Information shown:

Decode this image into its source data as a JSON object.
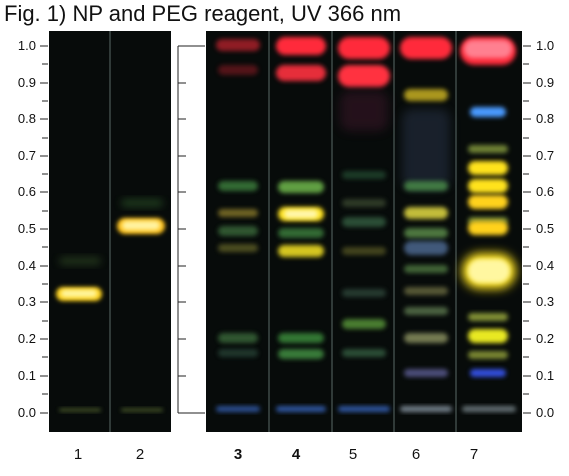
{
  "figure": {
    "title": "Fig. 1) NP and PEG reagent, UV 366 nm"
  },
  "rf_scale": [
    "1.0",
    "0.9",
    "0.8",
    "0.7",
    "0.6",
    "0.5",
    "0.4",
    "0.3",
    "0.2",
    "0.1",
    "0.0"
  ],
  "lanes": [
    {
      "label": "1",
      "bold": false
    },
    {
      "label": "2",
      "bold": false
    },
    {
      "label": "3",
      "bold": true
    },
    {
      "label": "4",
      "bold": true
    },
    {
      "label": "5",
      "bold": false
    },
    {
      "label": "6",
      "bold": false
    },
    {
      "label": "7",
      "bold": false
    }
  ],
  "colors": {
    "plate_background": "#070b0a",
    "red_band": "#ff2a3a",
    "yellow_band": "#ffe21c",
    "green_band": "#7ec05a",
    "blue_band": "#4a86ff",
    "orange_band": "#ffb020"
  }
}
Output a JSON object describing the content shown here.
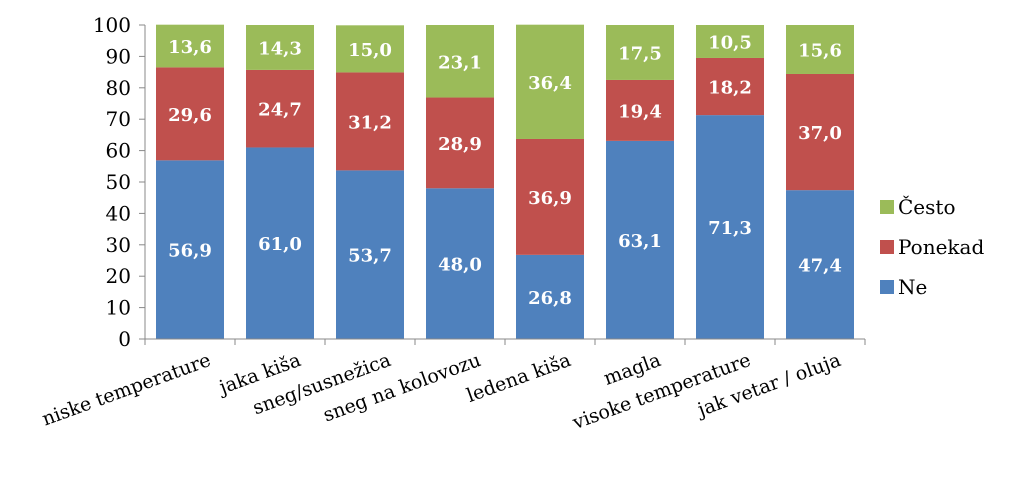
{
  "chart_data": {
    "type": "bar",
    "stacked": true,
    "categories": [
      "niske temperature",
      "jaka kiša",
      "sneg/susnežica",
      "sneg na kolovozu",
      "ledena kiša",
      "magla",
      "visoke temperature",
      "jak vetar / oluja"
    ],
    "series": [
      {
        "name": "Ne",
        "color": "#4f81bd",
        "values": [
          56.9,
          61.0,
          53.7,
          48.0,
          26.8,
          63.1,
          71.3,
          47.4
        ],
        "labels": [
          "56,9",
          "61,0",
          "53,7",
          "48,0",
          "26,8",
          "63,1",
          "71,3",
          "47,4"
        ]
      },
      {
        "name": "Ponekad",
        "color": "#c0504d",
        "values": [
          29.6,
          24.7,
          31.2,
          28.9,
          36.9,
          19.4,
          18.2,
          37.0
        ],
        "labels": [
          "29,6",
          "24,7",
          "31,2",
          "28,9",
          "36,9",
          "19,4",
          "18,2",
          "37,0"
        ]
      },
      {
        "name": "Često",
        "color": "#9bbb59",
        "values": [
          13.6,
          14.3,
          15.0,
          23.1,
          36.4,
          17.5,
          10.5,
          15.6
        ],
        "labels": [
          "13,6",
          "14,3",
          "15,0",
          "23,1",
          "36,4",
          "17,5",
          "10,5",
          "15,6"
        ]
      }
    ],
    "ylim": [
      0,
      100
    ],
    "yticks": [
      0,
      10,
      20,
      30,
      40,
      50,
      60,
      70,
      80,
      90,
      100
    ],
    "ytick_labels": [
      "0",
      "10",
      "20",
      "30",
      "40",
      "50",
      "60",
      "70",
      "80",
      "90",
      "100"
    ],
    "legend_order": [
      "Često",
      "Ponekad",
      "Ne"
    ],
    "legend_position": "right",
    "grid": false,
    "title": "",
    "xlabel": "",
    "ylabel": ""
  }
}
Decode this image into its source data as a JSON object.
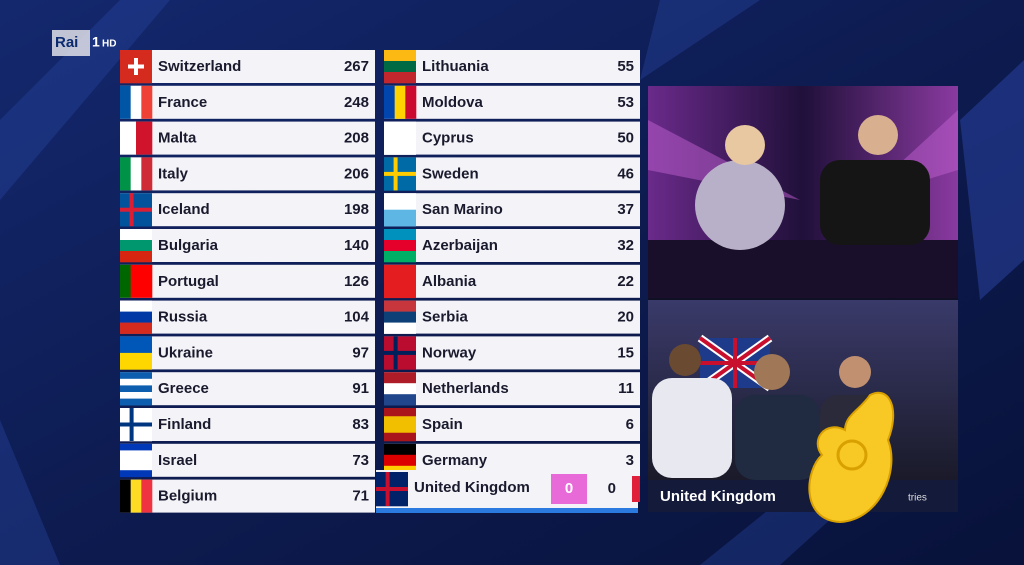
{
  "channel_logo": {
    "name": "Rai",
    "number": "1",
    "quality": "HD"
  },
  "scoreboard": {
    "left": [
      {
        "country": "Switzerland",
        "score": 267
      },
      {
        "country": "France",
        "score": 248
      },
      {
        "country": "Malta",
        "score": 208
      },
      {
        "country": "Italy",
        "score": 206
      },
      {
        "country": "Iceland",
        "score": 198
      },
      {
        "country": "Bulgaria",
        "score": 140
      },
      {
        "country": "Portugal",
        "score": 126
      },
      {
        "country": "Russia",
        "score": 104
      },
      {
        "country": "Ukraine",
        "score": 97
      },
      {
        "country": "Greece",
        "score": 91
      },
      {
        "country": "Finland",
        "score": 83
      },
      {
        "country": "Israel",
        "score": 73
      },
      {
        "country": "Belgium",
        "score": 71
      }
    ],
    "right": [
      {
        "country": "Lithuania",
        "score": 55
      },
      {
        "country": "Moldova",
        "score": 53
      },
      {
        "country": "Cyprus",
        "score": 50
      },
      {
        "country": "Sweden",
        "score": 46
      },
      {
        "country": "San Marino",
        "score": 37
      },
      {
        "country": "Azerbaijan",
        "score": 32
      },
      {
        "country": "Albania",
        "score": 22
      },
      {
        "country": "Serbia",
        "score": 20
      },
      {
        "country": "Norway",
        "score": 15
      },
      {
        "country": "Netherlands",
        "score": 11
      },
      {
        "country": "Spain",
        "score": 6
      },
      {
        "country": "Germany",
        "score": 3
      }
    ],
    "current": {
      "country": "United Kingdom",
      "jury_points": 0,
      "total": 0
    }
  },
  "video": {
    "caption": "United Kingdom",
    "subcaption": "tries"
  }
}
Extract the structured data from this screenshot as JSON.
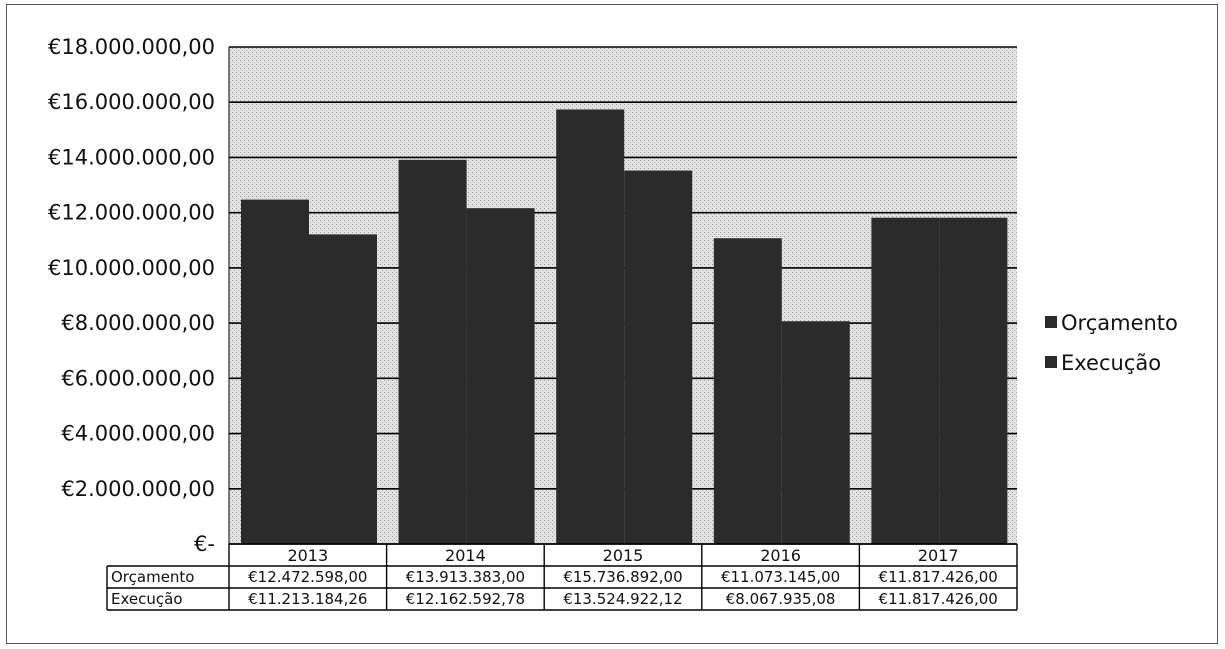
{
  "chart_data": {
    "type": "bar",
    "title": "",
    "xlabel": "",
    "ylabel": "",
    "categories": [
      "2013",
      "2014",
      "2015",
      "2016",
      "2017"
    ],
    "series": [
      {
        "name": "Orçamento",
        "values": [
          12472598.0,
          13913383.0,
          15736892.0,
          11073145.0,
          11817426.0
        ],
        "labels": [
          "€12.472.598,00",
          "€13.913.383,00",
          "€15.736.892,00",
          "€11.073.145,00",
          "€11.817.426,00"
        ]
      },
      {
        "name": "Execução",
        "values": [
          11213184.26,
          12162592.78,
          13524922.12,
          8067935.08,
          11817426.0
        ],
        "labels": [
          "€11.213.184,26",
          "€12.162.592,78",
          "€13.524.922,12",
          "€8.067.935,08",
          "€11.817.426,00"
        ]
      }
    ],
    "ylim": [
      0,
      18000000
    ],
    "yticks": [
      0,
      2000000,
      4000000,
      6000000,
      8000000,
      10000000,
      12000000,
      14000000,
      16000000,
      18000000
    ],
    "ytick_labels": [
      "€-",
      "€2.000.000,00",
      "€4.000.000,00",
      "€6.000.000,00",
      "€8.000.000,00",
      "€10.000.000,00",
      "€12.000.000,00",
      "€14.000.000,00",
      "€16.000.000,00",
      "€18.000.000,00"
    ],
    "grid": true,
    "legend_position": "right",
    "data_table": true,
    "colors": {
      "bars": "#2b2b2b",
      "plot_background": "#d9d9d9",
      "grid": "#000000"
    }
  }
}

Exercise goal: Omit pictures; set down the rest of the material word for word.

Result of this exercise:
Decode this image into its source data as a JSON object.
{
  "figure": {
    "title": "Fig. 1) NP and PEG reagent, UV 366 nm"
  },
  "rf_scale": [
    "1.0",
    "0.9",
    "0.8",
    "0.7",
    "0.6",
    "0.5",
    "0.4",
    "0.3",
    "0.2",
    "0.1",
    "0.0"
  ],
  "lanes": [
    {
      "label": "1",
      "bold": false
    },
    {
      "label": "2",
      "bold": false
    },
    {
      "label": "3",
      "bold": true
    },
    {
      "label": "4",
      "bold": true
    },
    {
      "label": "5",
      "bold": false
    },
    {
      "label": "6",
      "bold": false
    },
    {
      "label": "7",
      "bold": false
    }
  ],
  "colors": {
    "plate_background": "#070b0a",
    "red_band": "#ff2a3a",
    "yellow_band": "#ffe21c",
    "green_band": "#7ec05a",
    "blue_band": "#4a86ff",
    "orange_band": "#ffb020"
  }
}
Output a JSON object describing the content shown here.
{
  "chart_data": {
    "type": "bar",
    "stacked": true,
    "categories": [
      "niske temperature",
      "jaka kiša",
      "sneg/susnežica",
      "sneg na kolovozu",
      "ledena kiša",
      "magla",
      "visoke temperature",
      "jak vetar / oluja"
    ],
    "series": [
      {
        "name": "Ne",
        "color": "#4f81bd",
        "values": [
          56.9,
          61.0,
          53.7,
          48.0,
          26.8,
          63.1,
          71.3,
          47.4
        ],
        "labels": [
          "56,9",
          "61,0",
          "53,7",
          "48,0",
          "26,8",
          "63,1",
          "71,3",
          "47,4"
        ]
      },
      {
        "name": "Ponekad",
        "color": "#c0504d",
        "values": [
          29.6,
          24.7,
          31.2,
          28.9,
          36.9,
          19.4,
          18.2,
          37.0
        ],
        "labels": [
          "29,6",
          "24,7",
          "31,2",
          "28,9",
          "36,9",
          "19,4",
          "18,2",
          "37,0"
        ]
      },
      {
        "name": "Često",
        "color": "#9bbb59",
        "values": [
          13.6,
          14.3,
          15.0,
          23.1,
          36.4,
          17.5,
          10.5,
          15.6
        ],
        "labels": [
          "13,6",
          "14,3",
          "15,0",
          "23,1",
          "36,4",
          "17,5",
          "10,5",
          "15,6"
        ]
      }
    ],
    "ylim": [
      0,
      100
    ],
    "yticks": [
      0,
      10,
      20,
      30,
      40,
      50,
      60,
      70,
      80,
      90,
      100
    ],
    "ytick_labels": [
      "0",
      "10",
      "20",
      "30",
      "40",
      "50",
      "60",
      "70",
      "80",
      "90",
      "100"
    ],
    "legend_order": [
      "Često",
      "Ponekad",
      "Ne"
    ],
    "legend_position": "right",
    "grid": false,
    "title": "",
    "xlabel": "",
    "ylabel": ""
  }
}
Decode this image into its source data as a JSON object.
{
  "channel_logo": {
    "name": "Rai",
    "number": "1",
    "quality": "HD"
  },
  "scoreboard": {
    "left": [
      {
        "country": "Switzerland",
        "score": 267
      },
      {
        "country": "France",
        "score": 248
      },
      {
        "country": "Malta",
        "score": 208
      },
      {
        "country": "Italy",
        "score": 206
      },
      {
        "country": "Iceland",
        "score": 198
      },
      {
        "country": "Bulgaria",
        "score": 140
      },
      {
        "country": "Portugal",
        "score": 126
      },
      {
        "country": "Russia",
        "score": 104
      },
      {
        "country": "Ukraine",
        "score": 97
      },
      {
        "country": "Greece",
        "score": 91
      },
      {
        "country": "Finland",
        "score": 83
      },
      {
        "country": "Israel",
        "score": 73
      },
      {
        "country": "Belgium",
        "score": 71
      }
    ],
    "right": [
      {
        "country": "Lithuania",
        "score": 55
      },
      {
        "country": "Moldova",
        "score": 53
      },
      {
        "country": "Cyprus",
        "score": 50
      },
      {
        "country": "Sweden",
        "score": 46
      },
      {
        "country": "San Marino",
        "score": 37
      },
      {
        "country": "Azerbaijan",
        "score": 32
      },
      {
        "country": "Albania",
        "score": 22
      },
      {
        "country": "Serbia",
        "score": 20
      },
      {
        "country": "Norway",
        "score": 15
      },
      {
        "country": "Netherlands",
        "score": 11
      },
      {
        "country": "Spain",
        "score": 6
      },
      {
        "country": "Germany",
        "score": 3
      }
    ],
    "current": {
      "country": "United Kingdom",
      "jury_points": 0,
      "total": 0
    }
  },
  "video": {
    "caption": "United Kingdom",
    "subcaption": "tries"
  }
}
Extract the structured data from this screenshot as JSON.
{
  "chart_data": {
    "type": "bar",
    "title": "",
    "xlabel": "",
    "ylabel": "",
    "categories": [
      "2013",
      "2014",
      "2015",
      "2016",
      "2017"
    ],
    "series": [
      {
        "name": "Orçamento",
        "values": [
          12472598.0,
          13913383.0,
          15736892.0,
          11073145.0,
          11817426.0
        ],
        "labels": [
          "€12.472.598,00",
          "€13.913.383,00",
          "€15.736.892,00",
          "€11.073.145,00",
          "€11.817.426,00"
        ]
      },
      {
        "name": "Execução",
        "values": [
          11213184.26,
          12162592.78,
          13524922.12,
          8067935.08,
          11817426.0
        ],
        "labels": [
          "€11.213.184,26",
          "€12.162.592,78",
          "€13.524.922,12",
          "€8.067.935,08",
          "€11.817.426,00"
        ]
      }
    ],
    "ylim": [
      0,
      18000000
    ],
    "yticks": [
      0,
      2000000,
      4000000,
      6000000,
      8000000,
      10000000,
      12000000,
      14000000,
      16000000,
      18000000
    ],
    "ytick_labels": [
      "€-",
      "€2.000.000,00",
      "€4.000.000,00",
      "€6.000.000,00",
      "€8.000.000,00",
      "€10.000.000,00",
      "€12.000.000,00",
      "€14.000.000,00",
      "€16.000.000,00",
      "€18.000.000,00"
    ],
    "grid": true,
    "legend_position": "right",
    "data_table": true,
    "colors": {
      "bars": "#2b2b2b",
      "plot_background": "#d9d9d9",
      "grid": "#000000"
    }
  }
}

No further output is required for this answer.